Passage to read:
▬▬▬▬▬▬
It has been TDD that got me much of the way there and it has been Hill’s Many More Much Smaller Steps mantra that has really driven it home for me.

Does it really work for you, Ron?

Often in these articles, I’ll spend days working on some tiny thing, often fiddling around with code that already works. Surely that’s the opposite of fast? Yes. What I’m doing there is deliberate practice at making things better, mostly by breaking them into smaller steps.

I have the luxury that I can play with code for days if I care to: there is no one cracking the whip over me to get something done. So I have the joyous opportunity to keep my skills sharp, and to make them more sharp, every day.

You may be wondering, not just “How did I get here?” and “Where is that large automobile?”, but “How am I supposed to find time to practice smaller steps?”

The answer may be “we need to slow down”. One of auto racing’s greats, Sir Jackie Stewart, was famous for the smoothness of his driving. While going faster than anyone, his driving would be notably most smooth. We learn to be smooth, paradoxically, by going slower for a while, so that we can learn to sense the forces that influence our code.

Maybe we and our team can make a bit of time to study code, but we may do better just to relax a bit, take our time, do a bit more refactoring before we commit, and a bit more refactoring before we start a new thing. At first, we would need to be careful not to slow down too much, but as we work in a more relaxed fashion, focusing on smaller steps, I think we’ll find that our pace of delivering working code will remain the same and even speed up.
▬▬▬▬▬▬
Given material:
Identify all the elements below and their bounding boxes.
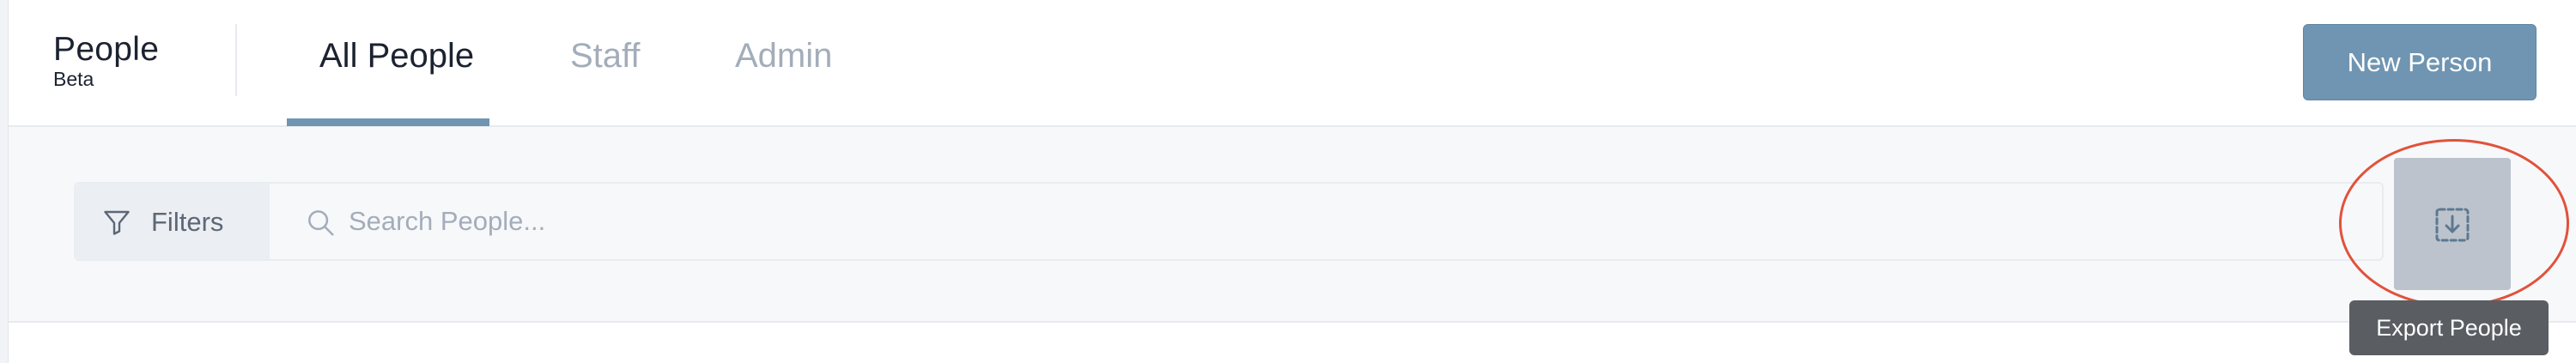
▬▬▬▬▬▬
Aim:
Answer these questions using the passage on smaller steps above:
(a) Whose mantra does the writer say has really driven the idea home?
(b) For what quality of his driving was Sir Jackie Stewart famous?
(c) What does the writer suggest doing a bit more of before committing and before starting a new thing?

Exercise result:
(a) Hill's: the "Many More Much Smaller Steps" mantra.
(b) Its smoothness.
(c) Refactoring.